▶ _What is required_: Copy every record below exactly as written, but leave out the pictures.

***

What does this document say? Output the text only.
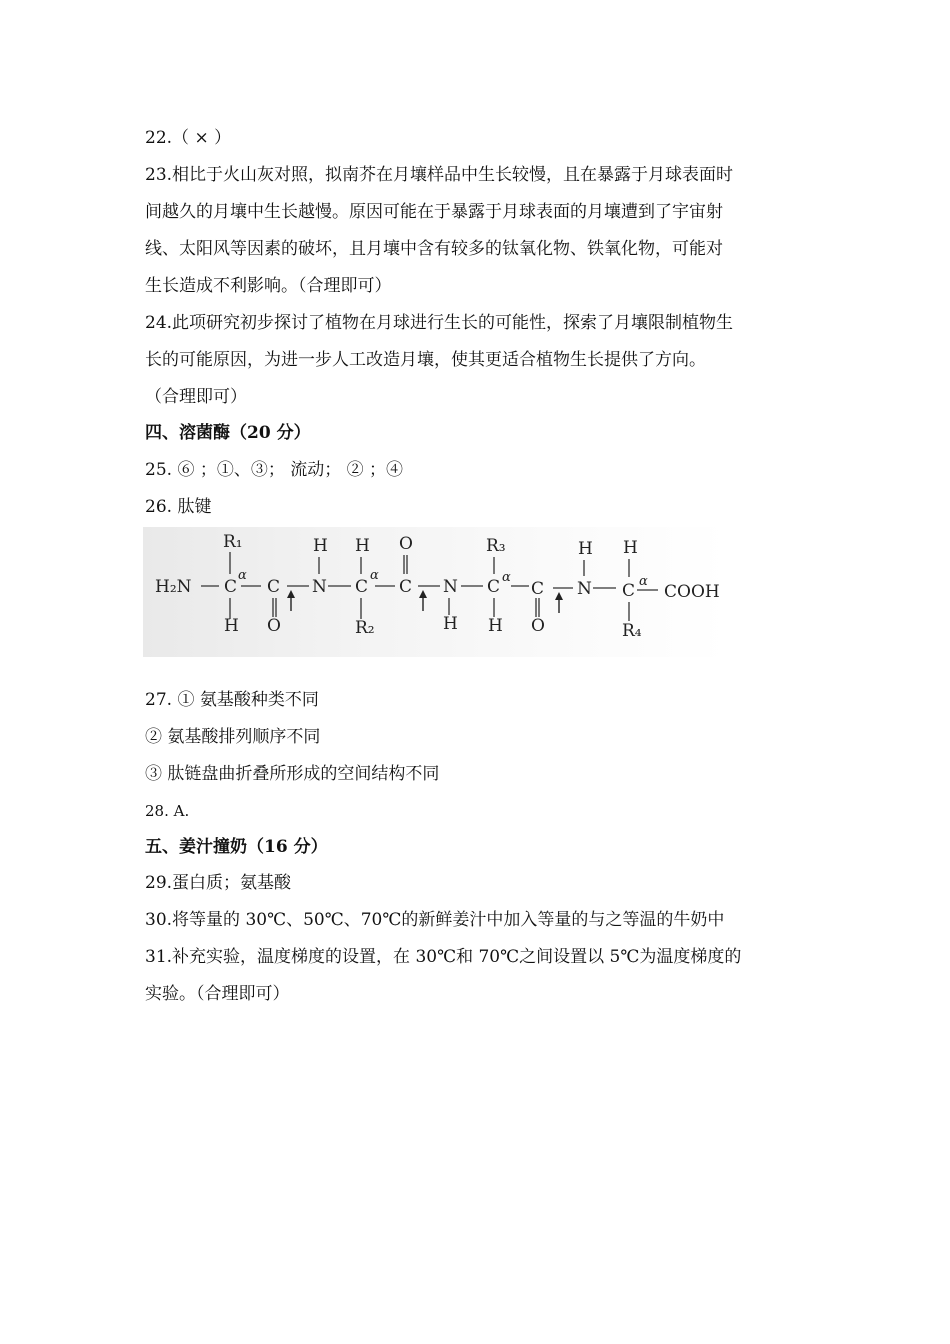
22.（ × ）
23.相比于火山灰对照，拟南芥在月壤样品中生长较慢，且在暴露于月球表面时
间越久的月壤中生长越慢。原因可能在于暴露于月球表面的月壤遭到了宇宙射
线、太阳风等因素的破坏，且月壤中含有较多的钛氧化物、铁氧化物，可能对
生长造成不利影响。（合理即可）
24.此项研究初步探讨了植物在月球进行生长的可能性，探索了月壤限制植物生
长的可能原因，为进一步人工改造月壤，使其更适合植物生长提供了方向。
（合理即可）
四、溶菌酶（20 分）
25. ⑥ ；①、③； 流动； ② ；④
26. 肽键
H₂N C C N C C N C C N C COOH
R₁
H O
H H
R₂
O
H
R₃
H O
H H
R₄
α	α	α	α
27. ① 氨基酸种类不同
② 氨基酸排列顺序不同
③ 肽链盘曲折叠所形成的空间结构不同
28. A.
五、姜汁撞奶（16 分）
29.蛋白质；氨基酸
30.将等量的 30℃、50℃、70℃的新鲜姜汁中加入等量的与之等温的牛奶中
31.补充实验，温度梯度的设置，在 30℃和 70℃之间设置以 5℃为温度梯度的
实验。（合理即可）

***

▶ _Written answer_:
What does this document say? Output the text only.
22.（ × ）
23.相比于火山灰对照，拟南芥在月壤样品中生长较慢，且在暴露于月球表面时
间越久的月壤中生长越慢。原因可能在于暴露于月球表面的月壤遭到了宇宙射
线、太阳风等因素的破坏，且月壤中含有较多的钛氧化物、铁氧化物，可能对
生长造成不利影响。（合理即可）
24.此项研究初步探讨了植物在月球进行生长的可能性，探索了月壤限制植物生
长的可能原因，为进一步人工改造月壤，使其更适合植物生长提供了方向。
（合理即可）
四、溶菌酶（20 分）
25. ⑥ ；①、③； 流动； ② ；④
26. 肽键
H₂N C C N C C N C C N C COOH
R₁
H O
H H
R₂
O
H
R₃
H O
H H
R₄
α	α	α	α
27. ① 氨基酸种类不同
② 氨基酸排列顺序不同
③ 肽链盘曲折叠所形成的空间结构不同
28. A.
五、姜汁撞奶（16 分）
29.蛋白质；氨基酸
30.将等量的 30℃、50℃、70℃的新鲜姜汁中加入等量的与之等温的牛奶中
31.补充实验，温度梯度的设置，在 30℃和 70℃之间设置以 5℃为温度梯度的
实验。（合理即可）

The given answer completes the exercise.